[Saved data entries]
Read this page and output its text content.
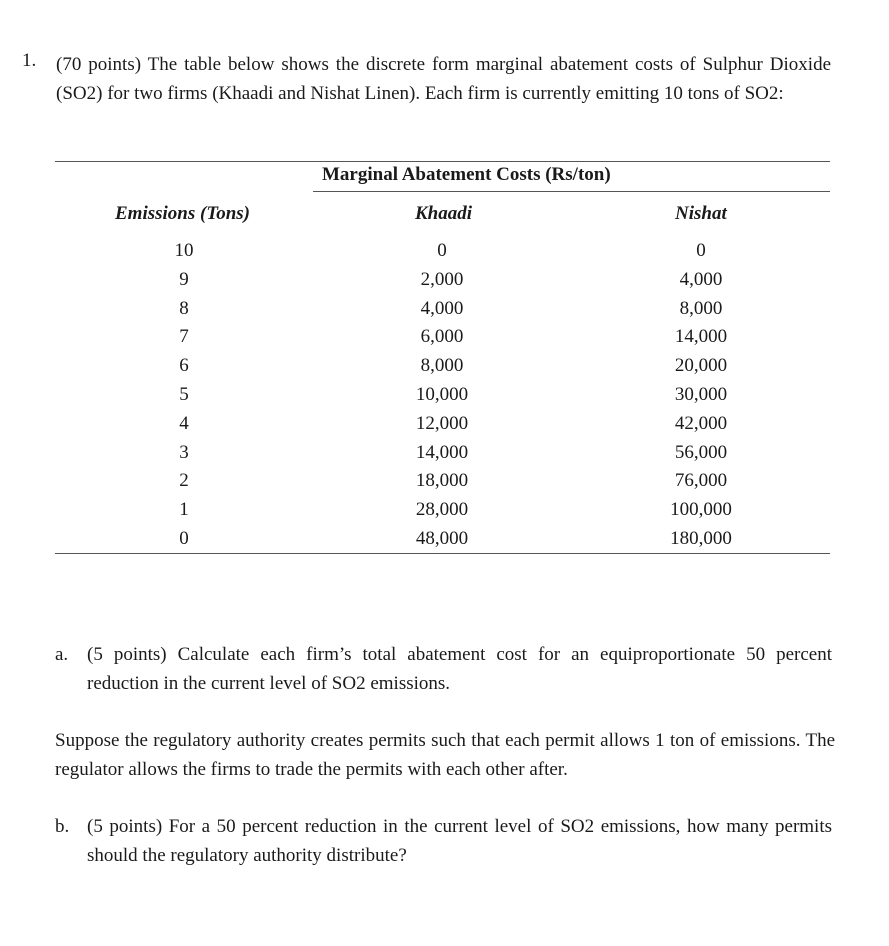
1. (70 points) The table below shows the discrete form marginal abatement costs of Sulphur Dioxide (SO2) for two firms (Khaadi and Nishat Linen). Each firm is currently emitting 10 tons of SO2:
Marginal Abatement Costs (Rs/ton)
Emissions (Tons)	Khaadi	Nishat
10	0	0
9	2,000	4,000
8	4,000	8,000
7	6,000	14,000
6	8,000	20,000
5	10,000	30,000
4	12,000	42,000
3	14,000	56,000
2	18,000	76,000
1	28,000	100,000
0	48,000	180,000
a. (5 points) Calculate each firm’s total abatement cost for an equiproportionate 50 percent reduction in the current level of SO2 emissions.
Suppose the regulatory authority creates permits such that each permit allows 1 ton of emissions. The regulator allows the firms to trade the permits with each other after.
b. (5 points) For a 50 percent reduction in the current level of SO2 emissions, how many permits should the regulatory authority distribute?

▸ **What to work on**:
Which lines of the data include "firms"? Copy each of them.

▸ **Expected answer**:
1. (70 points) The table below shows the discrete form marginal abatement costs of Sulphur Dioxide (SO2) for two firms (Khaadi and Nishat Linen). Each firm is currently emitting 10 tons of SO2:
Suppose the regulatory authority creates permits such that each permit allows 1 ton of emissions. The regulator allows the firms to trade the permits with each other after.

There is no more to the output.